⟨
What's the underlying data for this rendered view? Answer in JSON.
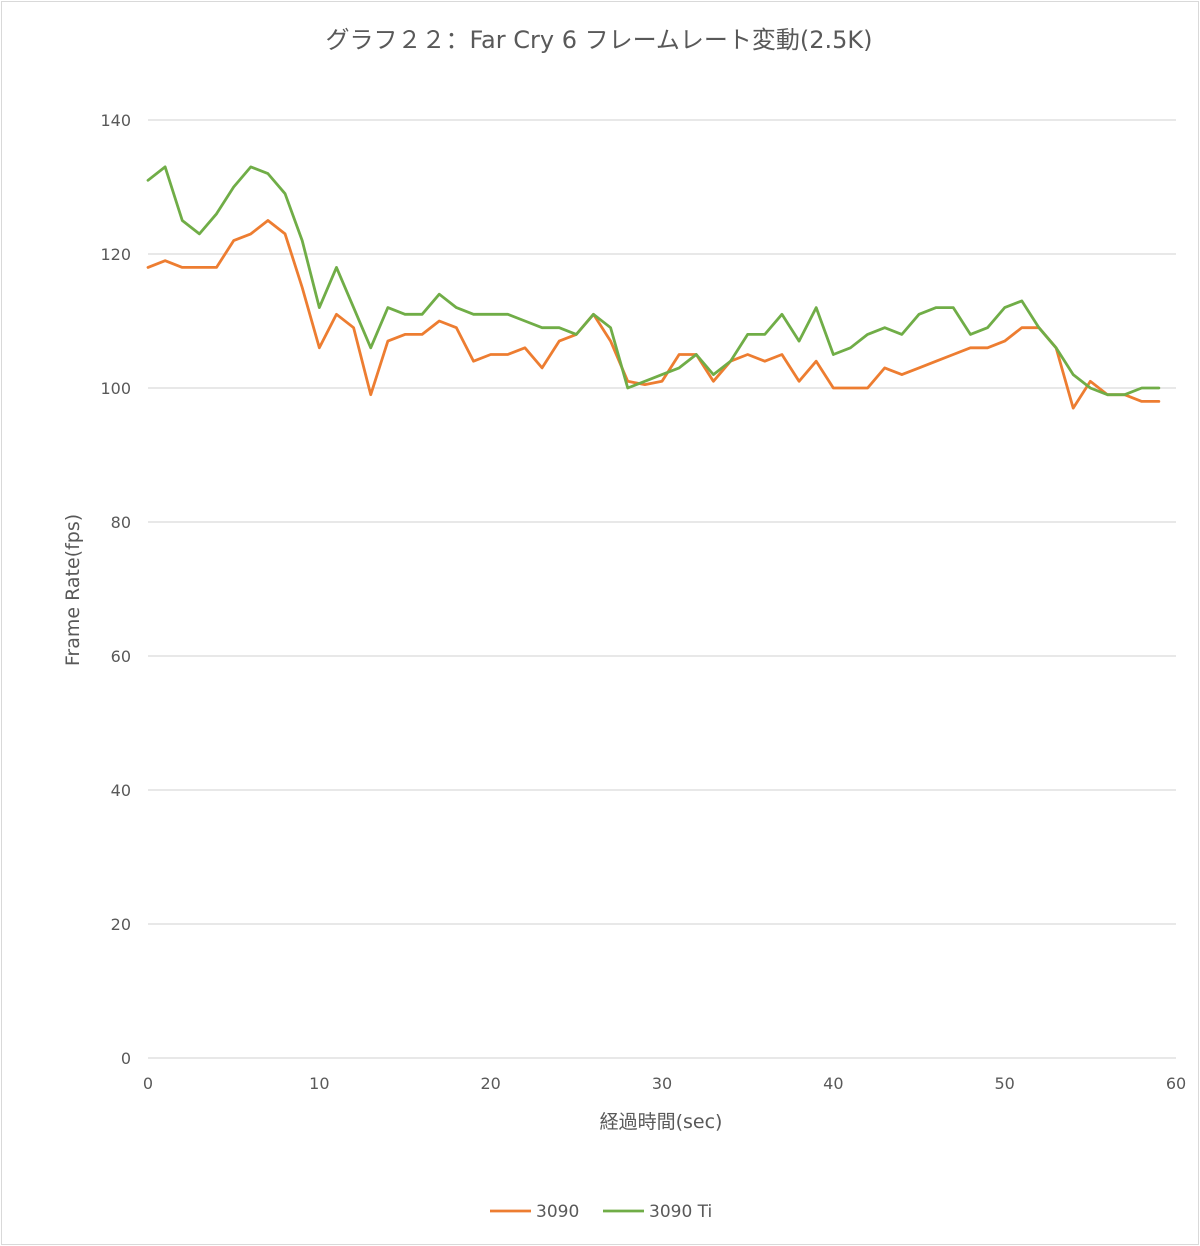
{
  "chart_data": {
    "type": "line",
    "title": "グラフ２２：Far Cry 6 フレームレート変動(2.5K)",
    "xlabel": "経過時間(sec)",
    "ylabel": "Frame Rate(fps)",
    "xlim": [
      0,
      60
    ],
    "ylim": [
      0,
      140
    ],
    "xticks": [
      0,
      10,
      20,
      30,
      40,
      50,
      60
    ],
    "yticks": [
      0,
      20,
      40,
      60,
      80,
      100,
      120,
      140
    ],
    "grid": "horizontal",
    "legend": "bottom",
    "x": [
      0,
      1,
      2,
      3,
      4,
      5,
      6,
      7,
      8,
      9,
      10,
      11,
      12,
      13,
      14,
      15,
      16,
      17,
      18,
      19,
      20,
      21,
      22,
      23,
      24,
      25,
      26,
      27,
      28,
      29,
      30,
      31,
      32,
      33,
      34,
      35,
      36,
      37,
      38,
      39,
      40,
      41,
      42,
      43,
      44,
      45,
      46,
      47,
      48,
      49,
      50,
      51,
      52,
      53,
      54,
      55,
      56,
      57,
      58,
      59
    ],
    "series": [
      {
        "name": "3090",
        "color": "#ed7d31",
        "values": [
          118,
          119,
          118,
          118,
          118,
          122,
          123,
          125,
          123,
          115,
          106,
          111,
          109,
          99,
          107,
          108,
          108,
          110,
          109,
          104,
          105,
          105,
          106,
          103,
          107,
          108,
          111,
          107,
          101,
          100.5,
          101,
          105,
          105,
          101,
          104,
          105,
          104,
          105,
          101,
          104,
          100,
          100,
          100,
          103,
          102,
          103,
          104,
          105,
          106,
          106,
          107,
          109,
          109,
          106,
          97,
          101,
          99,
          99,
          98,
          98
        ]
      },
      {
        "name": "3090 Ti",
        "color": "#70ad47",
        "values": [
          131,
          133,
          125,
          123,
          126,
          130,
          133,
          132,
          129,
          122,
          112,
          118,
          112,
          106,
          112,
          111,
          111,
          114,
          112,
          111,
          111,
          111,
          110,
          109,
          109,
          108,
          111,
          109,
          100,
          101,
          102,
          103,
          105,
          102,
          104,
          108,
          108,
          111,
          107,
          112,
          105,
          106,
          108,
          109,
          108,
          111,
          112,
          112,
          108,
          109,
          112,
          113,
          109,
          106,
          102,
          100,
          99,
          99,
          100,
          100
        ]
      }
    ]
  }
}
⟩
* What needs to be done: Copy every record above exactly, leaving out any pictures.

* Answer for this exercise:
What's the underlying data for this rendered view? Answer in JSON.
{
  "chart_data": {
    "type": "line",
    "title": "グラフ２２：Far Cry 6 フレームレート変動(2.5K)",
    "xlabel": "経過時間(sec)",
    "ylabel": "Frame Rate(fps)",
    "xlim": [
      0,
      60
    ],
    "ylim": [
      0,
      140
    ],
    "xticks": [
      0,
      10,
      20,
      30,
      40,
      50,
      60
    ],
    "yticks": [
      0,
      20,
      40,
      60,
      80,
      100,
      120,
      140
    ],
    "grid": "horizontal",
    "legend": "bottom",
    "x": [
      0,
      1,
      2,
      3,
      4,
      5,
      6,
      7,
      8,
      9,
      10,
      11,
      12,
      13,
      14,
      15,
      16,
      17,
      18,
      19,
      20,
      21,
      22,
      23,
      24,
      25,
      26,
      27,
      28,
      29,
      30,
      31,
      32,
      33,
      34,
      35,
      36,
      37,
      38,
      39,
      40,
      41,
      42,
      43,
      44,
      45,
      46,
      47,
      48,
      49,
      50,
      51,
      52,
      53,
      54,
      55,
      56,
      57,
      58,
      59
    ],
    "series": [
      {
        "name": "3090",
        "color": "#ed7d31",
        "values": [
          118,
          119,
          118,
          118,
          118,
          122,
          123,
          125,
          123,
          115,
          106,
          111,
          109,
          99,
          107,
          108,
          108,
          110,
          109,
          104,
          105,
          105,
          106,
          103,
          107,
          108,
          111,
          107,
          101,
          100.5,
          101,
          105,
          105,
          101,
          104,
          105,
          104,
          105,
          101,
          104,
          100,
          100,
          100,
          103,
          102,
          103,
          104,
          105,
          106,
          106,
          107,
          109,
          109,
          106,
          97,
          101,
          99,
          99,
          98,
          98
        ]
      },
      {
        "name": "3090 Ti",
        "color": "#70ad47",
        "values": [
          131,
          133,
          125,
          123,
          126,
          130,
          133,
          132,
          129,
          122,
          112,
          118,
          112,
          106,
          112,
          111,
          111,
          114,
          112,
          111,
          111,
          111,
          110,
          109,
          109,
          108,
          111,
          109,
          100,
          101,
          102,
          103,
          105,
          102,
          104,
          108,
          108,
          111,
          107,
          112,
          105,
          106,
          108,
          109,
          108,
          111,
          112,
          112,
          108,
          109,
          112,
          113,
          109,
          106,
          102,
          100,
          99,
          99,
          100,
          100
        ]
      }
    ]
  }
}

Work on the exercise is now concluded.